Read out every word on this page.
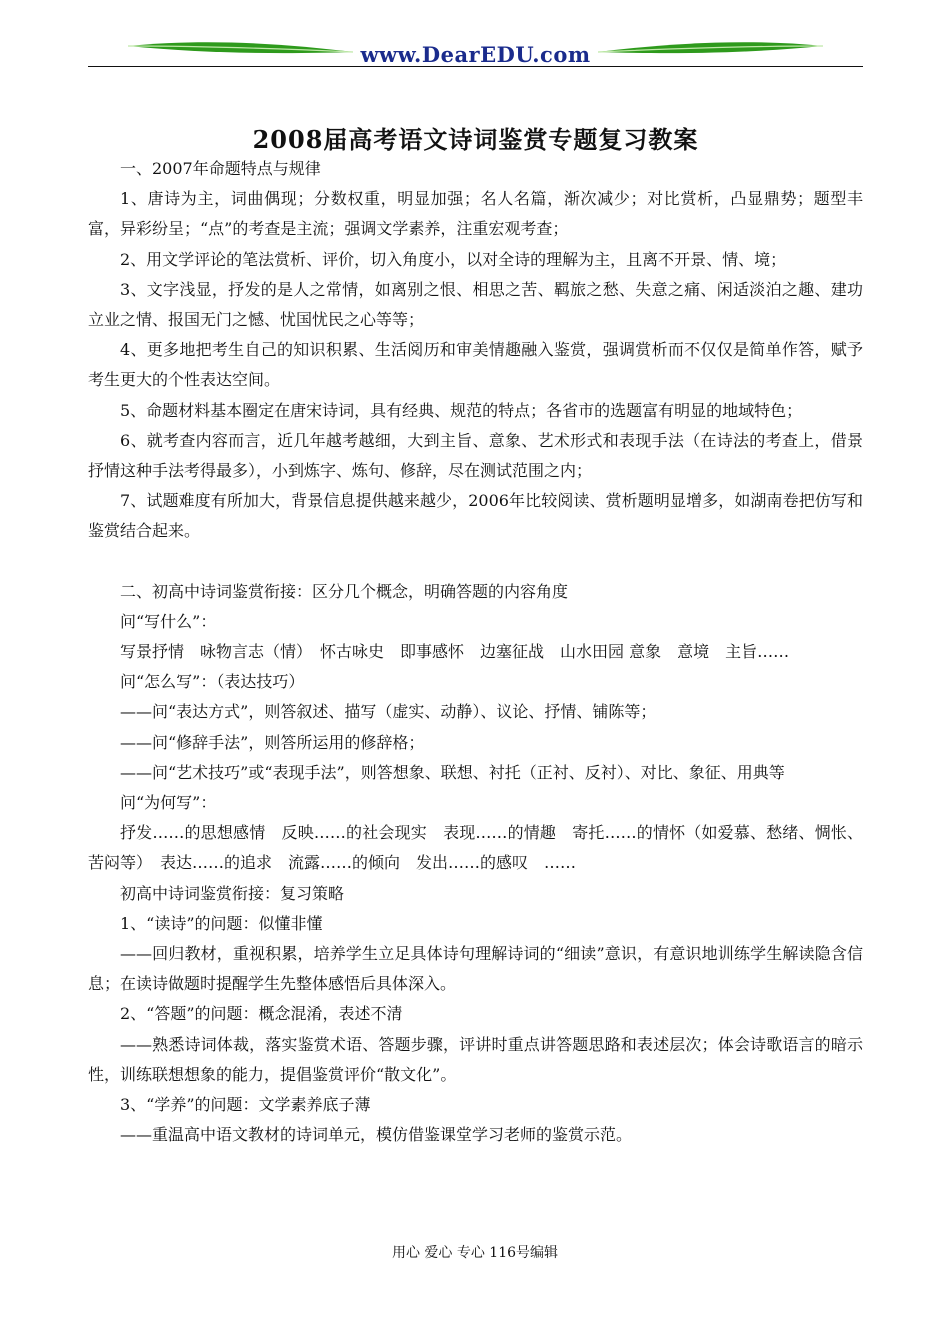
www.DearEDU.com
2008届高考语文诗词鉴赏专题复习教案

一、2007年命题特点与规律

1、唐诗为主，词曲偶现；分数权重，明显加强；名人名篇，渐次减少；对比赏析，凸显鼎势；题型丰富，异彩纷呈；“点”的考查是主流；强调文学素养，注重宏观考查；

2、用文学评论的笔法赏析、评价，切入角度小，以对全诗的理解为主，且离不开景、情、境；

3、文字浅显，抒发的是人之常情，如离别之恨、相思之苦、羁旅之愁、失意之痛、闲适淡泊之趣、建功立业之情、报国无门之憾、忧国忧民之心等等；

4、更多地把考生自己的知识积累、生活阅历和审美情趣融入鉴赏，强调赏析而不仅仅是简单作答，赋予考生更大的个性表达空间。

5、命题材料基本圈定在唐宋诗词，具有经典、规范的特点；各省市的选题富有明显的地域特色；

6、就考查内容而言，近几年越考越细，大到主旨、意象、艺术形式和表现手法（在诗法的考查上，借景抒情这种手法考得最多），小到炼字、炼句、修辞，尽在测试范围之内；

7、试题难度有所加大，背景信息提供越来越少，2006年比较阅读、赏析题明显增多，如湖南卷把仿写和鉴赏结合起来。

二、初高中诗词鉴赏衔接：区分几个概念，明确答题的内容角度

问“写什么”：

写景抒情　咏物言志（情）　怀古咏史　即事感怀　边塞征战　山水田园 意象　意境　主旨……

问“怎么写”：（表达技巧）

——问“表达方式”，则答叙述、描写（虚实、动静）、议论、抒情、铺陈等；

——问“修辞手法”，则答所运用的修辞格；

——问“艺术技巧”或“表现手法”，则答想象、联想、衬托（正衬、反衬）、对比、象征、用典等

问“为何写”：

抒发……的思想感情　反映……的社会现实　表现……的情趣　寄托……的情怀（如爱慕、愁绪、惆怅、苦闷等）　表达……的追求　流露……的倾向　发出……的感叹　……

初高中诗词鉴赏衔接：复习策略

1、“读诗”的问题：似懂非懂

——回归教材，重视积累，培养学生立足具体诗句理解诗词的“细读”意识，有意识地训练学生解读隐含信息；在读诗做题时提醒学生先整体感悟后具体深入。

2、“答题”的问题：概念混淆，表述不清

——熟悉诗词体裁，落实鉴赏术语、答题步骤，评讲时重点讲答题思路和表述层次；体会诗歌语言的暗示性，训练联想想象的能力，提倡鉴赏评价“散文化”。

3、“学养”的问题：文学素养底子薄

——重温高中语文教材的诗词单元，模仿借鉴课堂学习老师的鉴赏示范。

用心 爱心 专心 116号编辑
————————
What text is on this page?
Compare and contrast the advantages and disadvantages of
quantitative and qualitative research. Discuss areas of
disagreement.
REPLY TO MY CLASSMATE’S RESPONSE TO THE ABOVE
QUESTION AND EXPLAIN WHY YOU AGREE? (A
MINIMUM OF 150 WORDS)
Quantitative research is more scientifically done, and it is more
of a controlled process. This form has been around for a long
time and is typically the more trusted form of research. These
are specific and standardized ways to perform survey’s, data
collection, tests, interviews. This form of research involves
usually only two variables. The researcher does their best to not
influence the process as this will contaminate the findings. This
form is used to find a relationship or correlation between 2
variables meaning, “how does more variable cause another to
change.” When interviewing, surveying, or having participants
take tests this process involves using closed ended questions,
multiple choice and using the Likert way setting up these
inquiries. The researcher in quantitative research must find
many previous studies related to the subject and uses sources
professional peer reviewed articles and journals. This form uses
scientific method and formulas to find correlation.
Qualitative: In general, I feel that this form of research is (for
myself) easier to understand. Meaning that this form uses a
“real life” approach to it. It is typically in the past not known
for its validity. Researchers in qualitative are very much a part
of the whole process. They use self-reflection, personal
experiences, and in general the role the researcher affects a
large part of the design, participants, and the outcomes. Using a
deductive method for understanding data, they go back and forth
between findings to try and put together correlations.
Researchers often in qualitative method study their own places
————————
TASK INSTRUCTIONS:
Within the listing, how many lines hold the word "typically"? Only the number is to be given.

WRITTEN ANSWER:
2